### Exercise requirements
Provide the count of lines that hold "Privacy" and no other output.

### Material provided
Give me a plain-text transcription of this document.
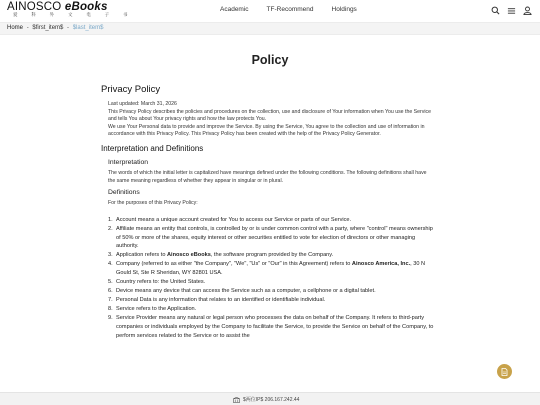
AINOSCO eBooks
爱 科 外 文 电 子 书
Academic	TF-Recommend	Holdings
Home - $first_item$ - $last_item$
Policy
Privacy Policy
Last updated: March 31, 2026
This Privacy Policy describes the policies and procedures on the collection, use and disclosure of Your information when You use the Service and tells You about Your privacy rights and how the law protects You.
We use Your Personal data to provide and improve the Service. By using the Service, You agree to the collection and use of information in accordance with this Privacy Policy. This Privacy Policy has been created with the help of the Privacy Policy Generator.
Interpretation and Definitions
Interpretation
The words of which the initial letter is capitalized have meanings defined under the following conditions. The following definitions shall have the same meaning regardless of whether they appear in singular or in plural.
Definitions
For the purposes of this Privacy Policy:
1. Account means a unique account created for You to access our Service or parts of our Service.
2. Affiliate means an entity that controls, is controlled by or is under common control with a party, where "control" means ownership of 50% or more of the shares, equity interest or other securities entitled to vote for election of directors or other managing authority.
3. Application refers to Ainosco eBooks, the software program provided by the Company.
4. Company (referred to as either "the Company", "We", "Us" or "Our" in this Agreement) refers to Ainosco America, Inc., 30 N Gould St, Ste R Sheridan, WY 82801 USA.
5. Country refers to: the United States.
6. Device means any device that can access the Service such as a computer, a cellphone or a digital tablet.
7. Personal Data is any information that relates to an identified or identifiable individual.
8. Service refers to the Application.
9. Service Provider means any natural or legal person who processes the data on behalf of the Company. It refers to third-party companies or individuals employed by the Company to facilitate the Service, to provide the Service on behalf of the Company, to perform services related to the Service or to assist the
$两位IP$ 206.167.242.44
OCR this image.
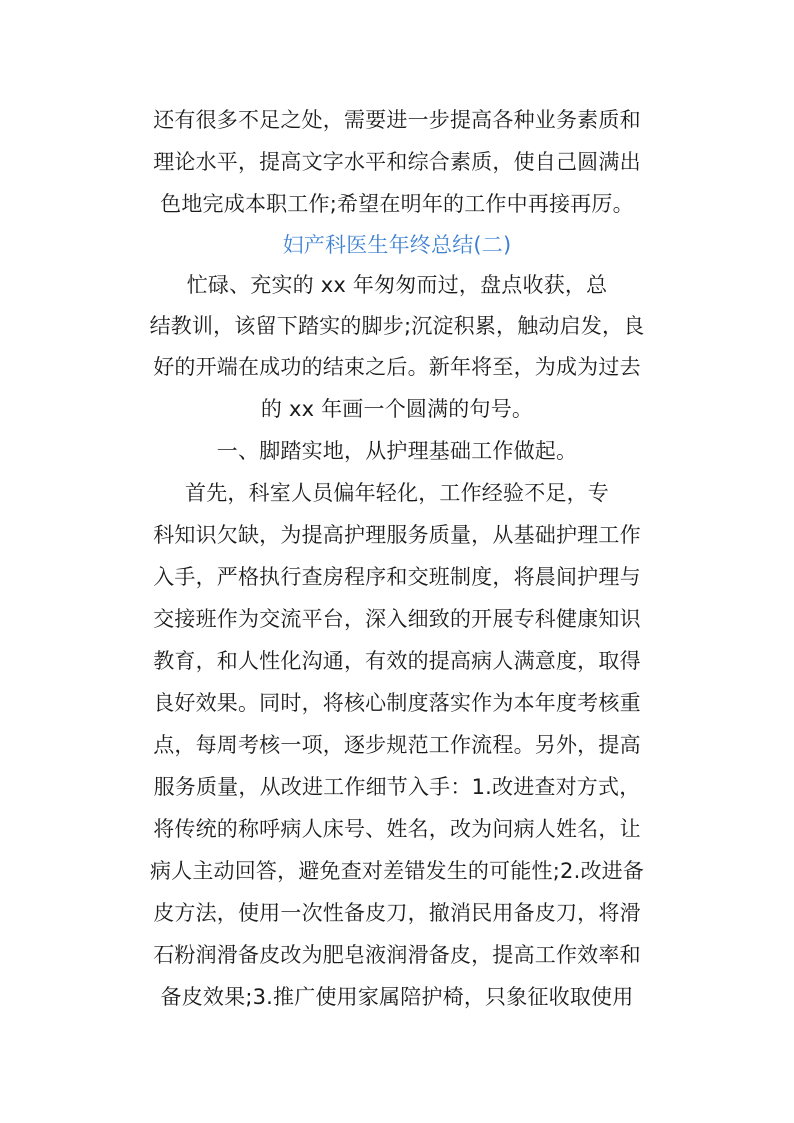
还有很多不足之处，需要进一步提高各种业务素质和
理论水平，提高文字水平和综合素质，使自己圆满出
色地完成本职工作;希望在明年的工作中再接再厉。
妇产科医生年终总结(二)
忙碌、充实的 xx 年匆匆而过，盘点收获，总
结教训，该留下踏实的脚步;沉淀积累，触动启发，良
好的开端在成功的结束之后。新年将至，为成为过去
的 xx 年画一个圆满的句号。
一、脚踏实地，从护理基础工作做起。
首先，科室人员偏年轻化，工作经验不足，专
科知识欠缺，为提高护理服务质量，从基础护理工作
入手，严格执行查房程序和交班制度，将晨间护理与
交接班作为交流平台，深入细致的开展专科健康知识
教育，和人性化沟通，有效的提高病人满意度，取得
良好效果。同时，将核心制度落实作为本年度考核重
点，每周考核一项，逐步规范工作流程。另外，提高
服务质量，从改进工作细节入手：1.改进查对方式，
将传统的称呼病人床号、姓名，改为问病人姓名，让
病人主动回答，避免查对差错发生的可能性;2.改进备
皮方法，使用一次性备皮刀，撤消民用备皮刀，将滑
石粉润滑备皮改为肥皂液润滑备皮，提高工作效率和
备皮效果;3.推广使用家属陪护椅，只象征收取使用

### Result of the task
4